▶ **Task prompt**:
With the pictures left out, copy the listing below exactly.

-- START Data for this exercise --

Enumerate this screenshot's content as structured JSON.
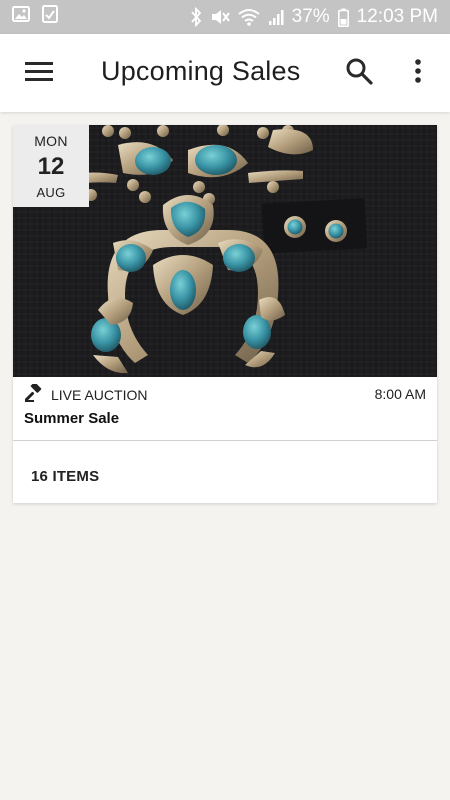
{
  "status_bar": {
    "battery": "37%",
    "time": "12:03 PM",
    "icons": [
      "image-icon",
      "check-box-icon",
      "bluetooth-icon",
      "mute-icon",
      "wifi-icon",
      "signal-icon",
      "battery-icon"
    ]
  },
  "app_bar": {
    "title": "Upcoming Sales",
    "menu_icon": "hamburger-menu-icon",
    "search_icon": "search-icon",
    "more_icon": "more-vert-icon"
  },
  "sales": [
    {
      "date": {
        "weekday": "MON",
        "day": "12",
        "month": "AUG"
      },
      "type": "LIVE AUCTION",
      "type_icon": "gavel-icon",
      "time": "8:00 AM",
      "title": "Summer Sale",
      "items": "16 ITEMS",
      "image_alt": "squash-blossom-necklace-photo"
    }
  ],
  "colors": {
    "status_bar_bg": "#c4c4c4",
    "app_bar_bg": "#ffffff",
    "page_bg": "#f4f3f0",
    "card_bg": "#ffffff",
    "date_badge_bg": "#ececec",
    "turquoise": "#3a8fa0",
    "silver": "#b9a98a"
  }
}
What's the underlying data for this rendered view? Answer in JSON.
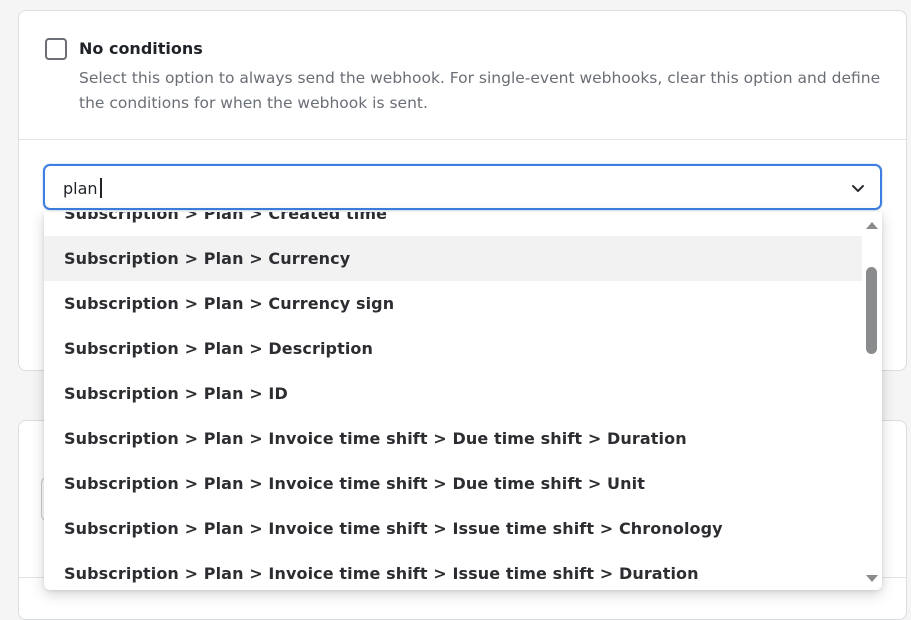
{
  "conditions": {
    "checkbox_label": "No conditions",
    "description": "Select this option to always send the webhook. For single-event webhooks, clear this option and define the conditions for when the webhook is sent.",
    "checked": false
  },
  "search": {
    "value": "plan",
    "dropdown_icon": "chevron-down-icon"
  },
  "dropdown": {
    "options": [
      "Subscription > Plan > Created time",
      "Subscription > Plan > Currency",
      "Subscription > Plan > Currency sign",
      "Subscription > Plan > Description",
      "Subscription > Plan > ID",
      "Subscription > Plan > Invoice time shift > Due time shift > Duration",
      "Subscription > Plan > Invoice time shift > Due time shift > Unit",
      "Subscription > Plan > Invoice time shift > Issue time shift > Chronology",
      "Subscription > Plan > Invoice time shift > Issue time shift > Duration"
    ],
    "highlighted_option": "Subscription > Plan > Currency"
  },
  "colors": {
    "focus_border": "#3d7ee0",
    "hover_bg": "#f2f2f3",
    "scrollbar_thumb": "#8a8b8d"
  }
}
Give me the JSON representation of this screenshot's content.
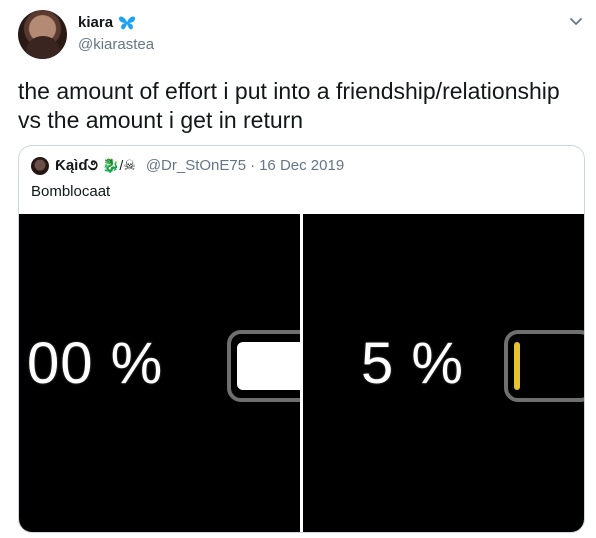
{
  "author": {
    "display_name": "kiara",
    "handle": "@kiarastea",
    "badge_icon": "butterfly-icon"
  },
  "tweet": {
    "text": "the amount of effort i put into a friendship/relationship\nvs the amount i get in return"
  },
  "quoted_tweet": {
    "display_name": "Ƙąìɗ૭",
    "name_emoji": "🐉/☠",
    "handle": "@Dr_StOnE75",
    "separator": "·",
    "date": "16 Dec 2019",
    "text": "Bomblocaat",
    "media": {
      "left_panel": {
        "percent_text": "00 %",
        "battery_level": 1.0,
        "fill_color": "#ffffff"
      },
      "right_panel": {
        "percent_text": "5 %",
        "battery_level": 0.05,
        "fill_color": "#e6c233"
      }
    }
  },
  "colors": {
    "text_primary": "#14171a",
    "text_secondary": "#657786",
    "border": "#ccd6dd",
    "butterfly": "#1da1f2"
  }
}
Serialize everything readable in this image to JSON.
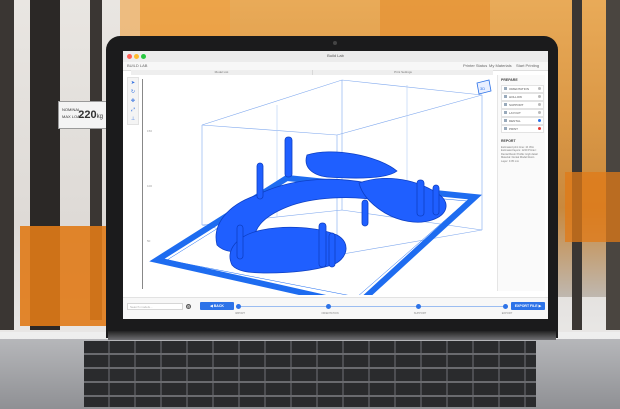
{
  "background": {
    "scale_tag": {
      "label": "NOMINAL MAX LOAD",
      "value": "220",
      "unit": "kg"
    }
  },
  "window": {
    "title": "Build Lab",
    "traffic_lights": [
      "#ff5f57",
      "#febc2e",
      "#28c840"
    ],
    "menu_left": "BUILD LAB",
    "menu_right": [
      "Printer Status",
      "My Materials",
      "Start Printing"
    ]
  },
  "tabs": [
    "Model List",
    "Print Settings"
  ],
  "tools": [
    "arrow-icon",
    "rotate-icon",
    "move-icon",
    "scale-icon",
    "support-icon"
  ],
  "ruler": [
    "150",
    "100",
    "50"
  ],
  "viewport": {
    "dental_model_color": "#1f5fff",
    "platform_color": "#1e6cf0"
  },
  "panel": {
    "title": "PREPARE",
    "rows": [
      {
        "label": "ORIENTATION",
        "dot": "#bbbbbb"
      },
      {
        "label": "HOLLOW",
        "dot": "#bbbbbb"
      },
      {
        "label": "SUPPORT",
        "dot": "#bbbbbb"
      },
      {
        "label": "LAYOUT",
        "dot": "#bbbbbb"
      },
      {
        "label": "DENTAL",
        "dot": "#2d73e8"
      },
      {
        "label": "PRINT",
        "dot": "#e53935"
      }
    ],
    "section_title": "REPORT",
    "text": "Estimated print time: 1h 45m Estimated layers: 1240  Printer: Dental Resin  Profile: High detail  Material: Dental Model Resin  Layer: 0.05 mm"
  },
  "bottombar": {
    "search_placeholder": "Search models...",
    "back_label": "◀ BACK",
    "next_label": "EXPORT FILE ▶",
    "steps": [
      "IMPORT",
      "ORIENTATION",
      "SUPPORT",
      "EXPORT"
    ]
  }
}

-- END Data for this exercise --

▶ **Solution to the problem**:
Enumerate this screenshot's content as structured JSON.
{
  "status_bar": {
    "battery": "37%",
    "time": "12:03 PM",
    "icons": [
      "image-icon",
      "check-box-icon",
      "bluetooth-icon",
      "mute-icon",
      "wifi-icon",
      "signal-icon",
      "battery-icon"
    ]
  },
  "app_bar": {
    "title": "Upcoming Sales",
    "menu_icon": "hamburger-menu-icon",
    "search_icon": "search-icon",
    "more_icon": "more-vert-icon"
  },
  "sales": [
    {
      "date": {
        "weekday": "MON",
        "day": "12",
        "month": "AUG"
      },
      "type": "LIVE AUCTION",
      "type_icon": "gavel-icon",
      "time": "8:00 AM",
      "title": "Summer Sale",
      "items": "16 ITEMS",
      "image_alt": "squash-blossom-necklace-photo"
    }
  ],
  "colors": {
    "status_bar_bg": "#c4c4c4",
    "app_bar_bg": "#ffffff",
    "page_bg": "#f4f3f0",
    "card_bg": "#ffffff",
    "date_badge_bg": "#ececec",
    "turquoise": "#3a8fa0",
    "silver": "#b9a98a"
  }
}
What's the underlying data for this rendered view? Answer in JSON.
{
  "conditions": {
    "checkbox_label": "No conditions",
    "description": "Select this option to always send the webhook. For single-event webhooks, clear this option and define the conditions for when the webhook is sent.",
    "checked": false
  },
  "search": {
    "value": "plan",
    "dropdown_icon": "chevron-down-icon"
  },
  "dropdown": {
    "options": [
      "Subscription > Plan > Created time",
      "Subscription > Plan > Currency",
      "Subscription > Plan > Currency sign",
      "Subscription > Plan > Description",
      "Subscription > Plan > ID",
      "Subscription > Plan > Invoice time shift > Due time shift > Duration",
      "Subscription > Plan > Invoice time shift > Due time shift > Unit",
      "Subscription > Plan > Invoice time shift > Issue time shift > Chronology",
      "Subscription > Plan > Invoice time shift > Issue time shift > Duration"
    ],
    "highlighted_option": "Subscription > Plan > Currency"
  },
  "colors": {
    "focus_border": "#3d7ee0",
    "hover_bg": "#f2f2f3",
    "scrollbar_thumb": "#8a8b8d"
  }
}
Give me the JSON representation of this screenshot's content.
{
  "author": {
    "display_name": "kiara",
    "handle": "@kiarastea",
    "badge_icon": "butterfly-icon"
  },
  "tweet": {
    "text": "the amount of effort i put into a friendship/relationship\nvs the amount i get in return"
  },
  "quoted_tweet": {
    "display_name": "Ƙąìɗ૭",
    "name_emoji": "🐉/☠",
    "handle": "@Dr_StOnE75",
    "separator": "·",
    "date": "16 Dec 2019",
    "text": "Bomblocaat",
    "media": {
      "left_panel": {
        "percent_text": "00 %",
        "battery_level": 1.0,
        "fill_color": "#ffffff"
      },
      "right_panel": {
        "percent_text": "5 %",
        "battery_level": 0.05,
        "fill_color": "#e6c233"
      }
    }
  },
  "colors": {
    "text_primary": "#14171a",
    "text_secondary": "#657786",
    "border": "#ccd6dd",
    "butterfly": "#1da1f2"
  }
}
Serialize everything readable in this image to JSON.
{
  "background": {
    "scale_tag": {
      "label": "NOMINAL MAX LOAD",
      "value": "220",
      "unit": "kg"
    }
  },
  "window": {
    "title": "Build Lab",
    "traffic_lights": [
      "#ff5f57",
      "#febc2e",
      "#28c840"
    ],
    "menu_left": "BUILD LAB",
    "menu_right": [
      "Printer Status",
      "My Materials",
      "Start Printing"
    ]
  },
  "tabs": [
    "Model List",
    "Print Settings"
  ],
  "tools": [
    "arrow-icon",
    "rotate-icon",
    "move-icon",
    "scale-icon",
    "support-icon"
  ],
  "ruler": [
    "150",
    "100",
    "50"
  ],
  "viewport": {
    "dental_model_color": "#1f5fff",
    "platform_color": "#1e6cf0"
  },
  "panel": {
    "title": "PREPARE",
    "rows": [
      {
        "label": "ORIENTATION",
        "dot": "#bbbbbb"
      },
      {
        "label": "HOLLOW",
        "dot": "#bbbbbb"
      },
      {
        "label": "SUPPORT",
        "dot": "#bbbbbb"
      },
      {
        "label": "LAYOUT",
        "dot": "#bbbbbb"
      },
      {
        "label": "DENTAL",
        "dot": "#2d73e8"
      },
      {
        "label": "PRINT",
        "dot": "#e53935"
      }
    ],
    "section_title": "REPORT",
    "text": "Estimated print time: 1h 45m Estimated layers: 1240  Printer: Dental Resin  Profile: High detail  Material: Dental Model Resin  Layer: 0.05 mm"
  },
  "bottombar": {
    "search_placeholder": "Search models...",
    "back_label": "◀ BACK",
    "next_label": "EXPORT FILE ▶",
    "steps": [
      "IMPORT",
      "ORIENTATION",
      "SUPPORT",
      "EXPORT"
    ]
  }
}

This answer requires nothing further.